- What is being asked
Every entry needs to be reproduced exactly.
--- Record set ---
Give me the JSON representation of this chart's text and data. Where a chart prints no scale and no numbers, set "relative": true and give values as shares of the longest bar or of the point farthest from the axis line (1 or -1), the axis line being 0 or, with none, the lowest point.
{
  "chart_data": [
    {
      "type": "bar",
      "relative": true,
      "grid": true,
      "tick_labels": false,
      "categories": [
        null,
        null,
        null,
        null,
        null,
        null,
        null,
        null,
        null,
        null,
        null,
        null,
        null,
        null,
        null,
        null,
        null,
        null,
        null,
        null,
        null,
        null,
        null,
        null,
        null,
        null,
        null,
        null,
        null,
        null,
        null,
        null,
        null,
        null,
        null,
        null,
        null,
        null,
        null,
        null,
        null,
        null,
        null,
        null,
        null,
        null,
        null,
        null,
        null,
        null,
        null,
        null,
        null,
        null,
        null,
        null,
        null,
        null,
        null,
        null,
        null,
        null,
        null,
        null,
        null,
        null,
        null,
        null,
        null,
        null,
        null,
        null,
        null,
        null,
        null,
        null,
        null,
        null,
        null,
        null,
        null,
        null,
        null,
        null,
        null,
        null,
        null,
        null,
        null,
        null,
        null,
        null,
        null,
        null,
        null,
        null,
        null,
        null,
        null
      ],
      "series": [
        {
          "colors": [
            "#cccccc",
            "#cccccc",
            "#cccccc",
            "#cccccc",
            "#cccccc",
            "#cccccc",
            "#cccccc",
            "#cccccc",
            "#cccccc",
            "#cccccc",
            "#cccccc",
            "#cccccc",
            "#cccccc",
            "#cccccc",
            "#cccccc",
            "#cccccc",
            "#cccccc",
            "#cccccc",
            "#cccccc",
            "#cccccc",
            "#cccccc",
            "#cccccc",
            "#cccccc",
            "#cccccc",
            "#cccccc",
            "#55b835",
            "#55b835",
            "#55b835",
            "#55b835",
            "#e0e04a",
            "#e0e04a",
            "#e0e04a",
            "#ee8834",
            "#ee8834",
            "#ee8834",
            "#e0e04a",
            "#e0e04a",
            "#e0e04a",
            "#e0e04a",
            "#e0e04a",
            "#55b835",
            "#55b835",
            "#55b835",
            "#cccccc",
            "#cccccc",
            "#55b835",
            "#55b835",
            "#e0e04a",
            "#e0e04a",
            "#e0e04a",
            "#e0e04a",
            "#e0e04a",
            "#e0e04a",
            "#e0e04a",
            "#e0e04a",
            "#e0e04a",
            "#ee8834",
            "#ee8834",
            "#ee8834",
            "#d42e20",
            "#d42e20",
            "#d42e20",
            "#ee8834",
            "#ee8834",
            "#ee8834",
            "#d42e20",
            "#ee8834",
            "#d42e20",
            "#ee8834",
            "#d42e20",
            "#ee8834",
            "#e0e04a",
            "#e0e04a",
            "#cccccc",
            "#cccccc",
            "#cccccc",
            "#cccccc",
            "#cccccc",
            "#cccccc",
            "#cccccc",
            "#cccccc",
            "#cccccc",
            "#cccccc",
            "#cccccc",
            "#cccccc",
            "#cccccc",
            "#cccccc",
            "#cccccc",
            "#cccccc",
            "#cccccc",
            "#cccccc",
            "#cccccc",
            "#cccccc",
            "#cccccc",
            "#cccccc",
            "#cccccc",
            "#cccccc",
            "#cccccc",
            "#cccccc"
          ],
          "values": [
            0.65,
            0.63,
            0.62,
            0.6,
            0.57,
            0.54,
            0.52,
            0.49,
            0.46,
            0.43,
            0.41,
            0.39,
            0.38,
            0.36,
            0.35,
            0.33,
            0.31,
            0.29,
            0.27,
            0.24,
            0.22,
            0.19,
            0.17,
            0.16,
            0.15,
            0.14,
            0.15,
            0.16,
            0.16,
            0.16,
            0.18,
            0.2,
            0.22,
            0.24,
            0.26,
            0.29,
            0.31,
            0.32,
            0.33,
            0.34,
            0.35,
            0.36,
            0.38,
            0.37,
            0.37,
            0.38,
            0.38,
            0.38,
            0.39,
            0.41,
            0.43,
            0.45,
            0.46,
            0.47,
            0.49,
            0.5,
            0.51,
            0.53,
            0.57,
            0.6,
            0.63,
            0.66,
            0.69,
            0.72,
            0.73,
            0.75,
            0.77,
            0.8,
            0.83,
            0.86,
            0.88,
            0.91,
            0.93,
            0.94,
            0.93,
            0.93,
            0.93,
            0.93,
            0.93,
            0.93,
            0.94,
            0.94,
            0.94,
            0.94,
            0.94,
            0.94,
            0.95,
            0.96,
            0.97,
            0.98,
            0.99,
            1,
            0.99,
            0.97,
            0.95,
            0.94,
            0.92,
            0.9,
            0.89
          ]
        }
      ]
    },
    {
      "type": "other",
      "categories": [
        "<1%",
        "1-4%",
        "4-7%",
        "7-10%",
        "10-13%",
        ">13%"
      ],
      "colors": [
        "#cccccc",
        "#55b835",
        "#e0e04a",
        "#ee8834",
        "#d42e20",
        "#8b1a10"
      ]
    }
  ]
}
---
- Solution for this problem
Give me the JSON representation of this chart's text and data. Where a chart prints no scale and no numbers, set "relative": true and give values as shares of the longest bar or of the point farthest from the axis line (1 or -1), the axis line being 0 or, with none, the lowest point.
{
  "chart_data": [
    {
      "type": "bar",
      "relative": true,
      "grid": true,
      "tick_labels": false,
      "categories": [
        null,
        null,
        null,
        null,
        null,
        null,
        null,
        null,
        null,
        null,
        null,
        null,
        null,
        null,
        null,
        null,
        null,
        null,
        null,
        null,
        null,
        null,
        null,
        null,
        null,
        null,
        null,
        null,
        null,
        null,
        null,
        null,
        null,
        null,
        null,
        null,
        null,
        null,
        null,
        null,
        null,
        null,
        null,
        null,
        null,
        null,
        null,
        null,
        null,
        null,
        null,
        null,
        null,
        null,
        null,
        null,
        null,
        null,
        null,
        null,
        null,
        null,
        null,
        null,
        null,
        null,
        null,
        null,
        null,
        null,
        null,
        null,
        null,
        null,
        null,
        null,
        null,
        null,
        null,
        null,
        null,
        null,
        null,
        null,
        null,
        null,
        null,
        null,
        null,
        null,
        null,
        null,
        null,
        null,
        null,
        null,
        null,
        null,
        null
      ],
      "series": [
        {
          "colors": [
            "#cccccc",
            "#cccccc",
            "#cccccc",
            "#cccccc",
            "#cccccc",
            "#cccccc",
            "#cccccc",
            "#cccccc",
            "#cccccc",
            "#cccccc",
            "#cccccc",
            "#cccccc",
            "#cccccc",
            "#cccccc",
            "#cccccc",
            "#cccccc",
            "#cccccc",
            "#cccccc",
            "#cccccc",
            "#cccccc",
            "#cccccc",
            "#cccccc",
            "#cccccc",
            "#cccccc",
            "#cccccc",
            "#55b835",
            "#55b835",
            "#55b835",
            "#55b835",
            "#e0e04a",
            "#e0e04a",
            "#e0e04a",
            "#ee8834",
            "#ee8834",
            "#ee8834",
            "#e0e04a",
            "#e0e04a",
            "#e0e04a",
            "#e0e04a",
            "#e0e04a",
            "#55b835",
            "#55b835",
            "#55b835",
            "#cccccc",
            "#cccccc",
            "#55b835",
            "#55b835",
            "#e0e04a",
            "#e0e04a",
            "#e0e04a",
            "#e0e04a",
            "#e0e04a",
            "#e0e04a",
            "#e0e04a",
            "#e0e04a",
            "#e0e04a",
            "#ee8834",
            "#ee8834",
            "#ee8834",
            "#d42e20",
            "#d42e20",
            "#d42e20",
            "#ee8834",
            "#ee8834",
            "#ee8834",
            "#d42e20",
            "#ee8834",
            "#d42e20",
            "#ee8834",
            "#d42e20",
            "#ee8834",
            "#e0e04a",
            "#e0e04a",
            "#cccccc",
            "#cccccc",
            "#cccccc",
            "#cccccc",
            "#cccccc",
            "#cccccc",
            "#cccccc",
            "#cccccc",
            "#cccccc",
            "#cccccc",
            "#cccccc",
            "#cccccc",
            "#cccccc",
            "#cccccc",
            "#cccccc",
            "#cccccc",
            "#cccccc",
            "#cccccc",
            "#cccccc",
            "#cccccc",
            "#cccccc",
            "#cccccc",
            "#cccccc",
            "#cccccc",
            "#cccccc",
            "#cccccc"
          ],
          "values": [
            0.65,
            0.63,
            0.62,
            0.6,
            0.57,
            0.54,
            0.52,
            0.49,
            0.46,
            0.43,
            0.41,
            0.39,
            0.38,
            0.36,
            0.35,
            0.33,
            0.31,
            0.29,
            0.27,
            0.24,
            0.22,
            0.19,
            0.17,
            0.16,
            0.15,
            0.14,
            0.15,
            0.16,
            0.16,
            0.16,
            0.18,
            0.2,
            0.22,
            0.24,
            0.26,
            0.29,
            0.31,
            0.32,
            0.33,
            0.34,
            0.35,
            0.36,
            0.38,
            0.37,
            0.37,
            0.38,
            0.38,
            0.38,
            0.39,
            0.41,
            0.43,
            0.45,
            0.46,
            0.47,
            0.49,
            0.5,
            0.51,
            0.53,
            0.57,
            0.6,
            0.63,
            0.66,
            0.69,
            0.72,
            0.73,
            0.75,
            0.77,
            0.8,
            0.83,
            0.86,
            0.88,
            0.91,
            0.93,
            0.94,
            0.93,
            0.93,
            0.93,
            0.93,
            0.93,
            0.93,
            0.94,
            0.94,
            0.94,
            0.94,
            0.94,
            0.94,
            0.95,
            0.96,
            0.97,
            0.98,
            0.99,
            1,
            0.99,
            0.97,
            0.95,
            0.94,
            0.92,
            0.9,
            0.89
          ]
        }
      ]
    },
    {
      "type": "other",
      "categories": [
        "<1%",
        "1-4%",
        "4-7%",
        "7-10%",
        "10-13%",
        ">13%"
      ],
      "colors": [
        "#cccccc",
        "#55b835",
        "#e0e04a",
        "#ee8834",
        "#d42e20",
        "#8b1a10"
      ]
    }
  ]
}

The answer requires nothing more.